EXERCISE: Reproduce the listing below without any change.

EXTRACTED MATERIAL:
····················

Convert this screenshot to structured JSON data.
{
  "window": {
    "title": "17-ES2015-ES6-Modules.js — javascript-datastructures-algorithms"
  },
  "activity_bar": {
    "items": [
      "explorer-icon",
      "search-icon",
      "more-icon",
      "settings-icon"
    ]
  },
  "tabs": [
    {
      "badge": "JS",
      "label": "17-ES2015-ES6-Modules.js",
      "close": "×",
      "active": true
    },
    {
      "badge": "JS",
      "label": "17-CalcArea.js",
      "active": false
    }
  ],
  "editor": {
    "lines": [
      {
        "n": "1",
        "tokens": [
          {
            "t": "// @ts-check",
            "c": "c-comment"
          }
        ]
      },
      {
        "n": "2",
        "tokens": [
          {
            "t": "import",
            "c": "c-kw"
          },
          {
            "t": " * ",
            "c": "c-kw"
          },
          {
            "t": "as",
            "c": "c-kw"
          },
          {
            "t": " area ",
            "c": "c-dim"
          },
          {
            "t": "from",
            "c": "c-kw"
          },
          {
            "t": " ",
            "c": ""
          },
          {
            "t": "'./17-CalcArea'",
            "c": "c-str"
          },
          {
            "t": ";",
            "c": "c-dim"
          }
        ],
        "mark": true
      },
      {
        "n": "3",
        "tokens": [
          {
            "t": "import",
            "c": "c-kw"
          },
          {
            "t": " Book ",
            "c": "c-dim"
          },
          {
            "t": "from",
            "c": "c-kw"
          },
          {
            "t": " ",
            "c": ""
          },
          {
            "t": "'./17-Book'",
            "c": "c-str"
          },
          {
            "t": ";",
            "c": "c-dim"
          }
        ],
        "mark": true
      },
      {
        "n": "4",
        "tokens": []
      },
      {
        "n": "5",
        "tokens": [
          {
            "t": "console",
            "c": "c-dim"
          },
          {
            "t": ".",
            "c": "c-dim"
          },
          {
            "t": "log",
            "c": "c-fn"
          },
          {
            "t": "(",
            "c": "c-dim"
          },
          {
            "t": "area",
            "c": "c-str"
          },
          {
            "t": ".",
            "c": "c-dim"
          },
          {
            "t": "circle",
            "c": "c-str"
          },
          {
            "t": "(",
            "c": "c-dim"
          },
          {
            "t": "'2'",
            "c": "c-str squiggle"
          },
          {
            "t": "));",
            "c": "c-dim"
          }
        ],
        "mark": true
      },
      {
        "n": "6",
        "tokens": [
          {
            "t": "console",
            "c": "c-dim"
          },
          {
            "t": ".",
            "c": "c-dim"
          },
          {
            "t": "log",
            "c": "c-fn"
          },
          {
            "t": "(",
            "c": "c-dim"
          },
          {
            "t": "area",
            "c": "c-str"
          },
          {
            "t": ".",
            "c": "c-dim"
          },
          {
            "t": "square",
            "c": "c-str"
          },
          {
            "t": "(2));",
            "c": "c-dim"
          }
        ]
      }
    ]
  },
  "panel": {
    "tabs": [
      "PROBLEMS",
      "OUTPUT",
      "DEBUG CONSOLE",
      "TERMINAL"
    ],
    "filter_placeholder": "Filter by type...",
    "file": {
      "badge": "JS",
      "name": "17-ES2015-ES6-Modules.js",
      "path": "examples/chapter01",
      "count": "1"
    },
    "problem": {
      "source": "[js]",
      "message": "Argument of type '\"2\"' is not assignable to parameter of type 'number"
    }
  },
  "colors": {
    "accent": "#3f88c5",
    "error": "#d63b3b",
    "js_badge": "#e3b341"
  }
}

····················

FINAL ANSWER:
Convert this screenshot to structured JSON data.
{
  "window": {
    "title": "17-ES2015-ES6-Modules.js — javascript-datastructures-algorithms"
  },
  "activity_bar": {
    "items": [
      "explorer-icon",
      "search-icon",
      "more-icon",
      "settings-icon"
    ]
  },
  "tabs": [
    {
      "badge": "JS",
      "label": "17-ES2015-ES6-Modules.js",
      "close": "×",
      "active": true
    },
    {
      "badge": "JS",
      "label": "17-CalcArea.js",
      "active": false
    }
  ],
  "editor": {
    "lines": [
      {
        "n": "1",
        "tokens": [
          {
            "t": "// @ts-check",
            "c": "c-comment"
          }
        ]
      },
      {
        "n": "2",
        "tokens": [
          {
            "t": "import",
            "c": "c-kw"
          },
          {
            "t": " * ",
            "c": "c-kw"
          },
          {
            "t": "as",
            "c": "c-kw"
          },
          {
            "t": " area ",
            "c": "c-dim"
          },
          {
            "t": "from",
            "c": "c-kw"
          },
          {
            "t": " ",
            "c": ""
          },
          {
            "t": "'./17-CalcArea'",
            "c": "c-str"
          },
          {
            "t": ";",
            "c": "c-dim"
          }
        ],
        "mark": true
      },
      {
        "n": "3",
        "tokens": [
          {
            "t": "import",
            "c": "c-kw"
          },
          {
            "t": " Book ",
            "c": "c-dim"
          },
          {
            "t": "from",
            "c": "c-kw"
          },
          {
            "t": " ",
            "c": ""
          },
          {
            "t": "'./17-Book'",
            "c": "c-str"
          },
          {
            "t": ";",
            "c": "c-dim"
          }
        ],
        "mark": true
      },
      {
        "n": "4",
        "tokens": []
      },
      {
        "n": "5",
        "tokens": [
          {
            "t": "console",
            "c": "c-dim"
          },
          {
            "t": ".",
            "c": "c-dim"
          },
          {
            "t": "log",
            "c": "c-fn"
          },
          {
            "t": "(",
            "c": "c-dim"
          },
          {
            "t": "area",
            "c": "c-str"
          },
          {
            "t": ".",
            "c": "c-dim"
          },
          {
            "t": "circle",
            "c": "c-str"
          },
          {
            "t": "(",
            "c": "c-dim"
          },
          {
            "t": "'2'",
            "c": "c-str squiggle"
          },
          {
            "t": "));",
            "c": "c-dim"
          }
        ],
        "mark": true
      },
      {
        "n": "6",
        "tokens": [
          {
            "t": "console",
            "c": "c-dim"
          },
          {
            "t": ".",
            "c": "c-dim"
          },
          {
            "t": "log",
            "c": "c-fn"
          },
          {
            "t": "(",
            "c": "c-dim"
          },
          {
            "t": "area",
            "c": "c-str"
          },
          {
            "t": ".",
            "c": "c-dim"
          },
          {
            "t": "square",
            "c": "c-str"
          },
          {
            "t": "(2));",
            "c": "c-dim"
          }
        ]
      }
    ]
  },
  "panel": {
    "tabs": [
      "PROBLEMS",
      "OUTPUT",
      "DEBUG CONSOLE",
      "TERMINAL"
    ],
    "filter_placeholder": "Filter by type...",
    "file": {
      "badge": "JS",
      "name": "17-ES2015-ES6-Modules.js",
      "path": "examples/chapter01",
      "count": "1"
    },
    "problem": {
      "source": "[js]",
      "message": "Argument of type '\"2\"' is not assignable to parameter of type 'number"
    }
  },
  "colors": {
    "accent": "#3f88c5",
    "error": "#d63b3b",
    "js_badge": "#e3b341"
  }
}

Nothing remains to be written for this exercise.